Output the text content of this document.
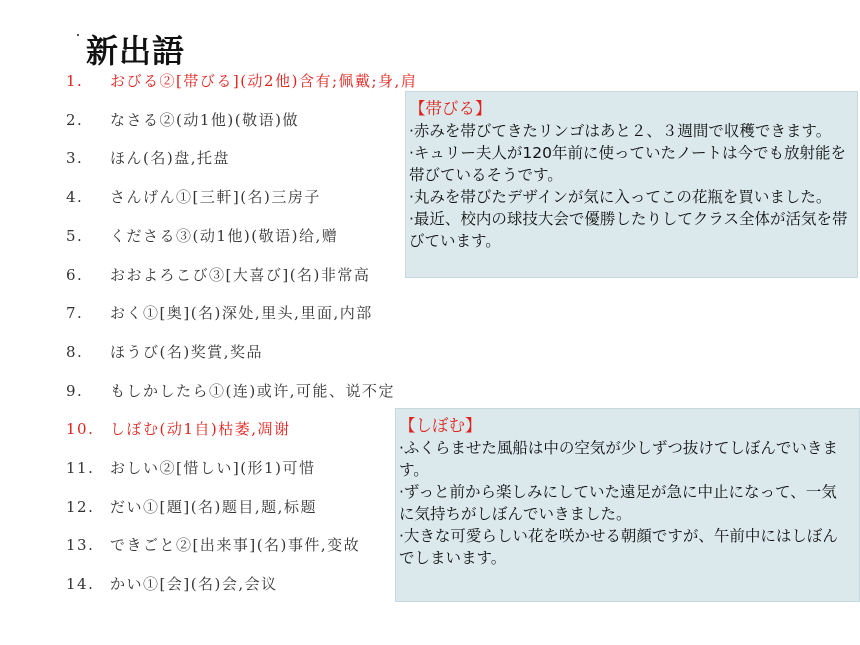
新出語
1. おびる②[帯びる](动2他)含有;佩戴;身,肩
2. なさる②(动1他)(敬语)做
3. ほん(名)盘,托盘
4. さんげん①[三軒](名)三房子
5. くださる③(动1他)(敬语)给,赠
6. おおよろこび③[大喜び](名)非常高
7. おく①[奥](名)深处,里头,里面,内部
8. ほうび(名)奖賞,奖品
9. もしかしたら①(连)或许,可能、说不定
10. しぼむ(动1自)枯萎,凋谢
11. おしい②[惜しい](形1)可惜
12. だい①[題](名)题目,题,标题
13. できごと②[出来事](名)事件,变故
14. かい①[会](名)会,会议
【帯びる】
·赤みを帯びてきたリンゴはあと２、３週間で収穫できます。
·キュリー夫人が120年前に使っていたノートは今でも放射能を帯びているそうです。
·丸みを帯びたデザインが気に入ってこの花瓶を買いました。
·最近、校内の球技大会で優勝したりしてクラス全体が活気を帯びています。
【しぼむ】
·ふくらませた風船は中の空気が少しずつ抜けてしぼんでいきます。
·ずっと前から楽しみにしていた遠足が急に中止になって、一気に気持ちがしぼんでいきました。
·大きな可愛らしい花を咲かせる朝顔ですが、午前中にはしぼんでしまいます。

-- Task to carry out --
Each entry above is to be written out again unchanged, apart from the pictures, which are left out.

-- Solution to the problem --
Output the text content of this document.
新出語
1. おびる②[帯びる](动2他)含有;佩戴;身,肩
2. なさる②(动1他)(敬语)做
3. ほん(名)盘,托盘
4. さんげん①[三軒](名)三房子
5. くださる③(动1他)(敬语)给,赠
6. おおよろこび③[大喜び](名)非常高
7. おく①[奥](名)深处,里头,里面,内部
8. ほうび(名)奖賞,奖品
9. もしかしたら①(连)或许,可能、说不定
10. しぼむ(动1自)枯萎,凋谢
11. おしい②[惜しい](形1)可惜
12. だい①[題](名)题目,题,标题
13. できごと②[出来事](名)事件,变故
14. かい①[会](名)会,会议
【帯びる】
·赤みを帯びてきたリンゴはあと２、３週間で収穫できます。
·キュリー夫人が120年前に使っていたノートは今でも放射能を帯びているそうです。
·丸みを帯びたデザインが気に入ってこの花瓶を買いました。
·最近、校内の球技大会で優勝したりしてクラス全体が活気を帯びています。
【しぼむ】
·ふくらませた風船は中の空気が少しずつ抜けてしぼんでいきます。
·ずっと前から楽しみにしていた遠足が急に中止になって、一気に気持ちがしぼんでいきました。
·大きな可愛らしい花を咲かせる朝顔ですが、午前中にはしぼんでしまいます。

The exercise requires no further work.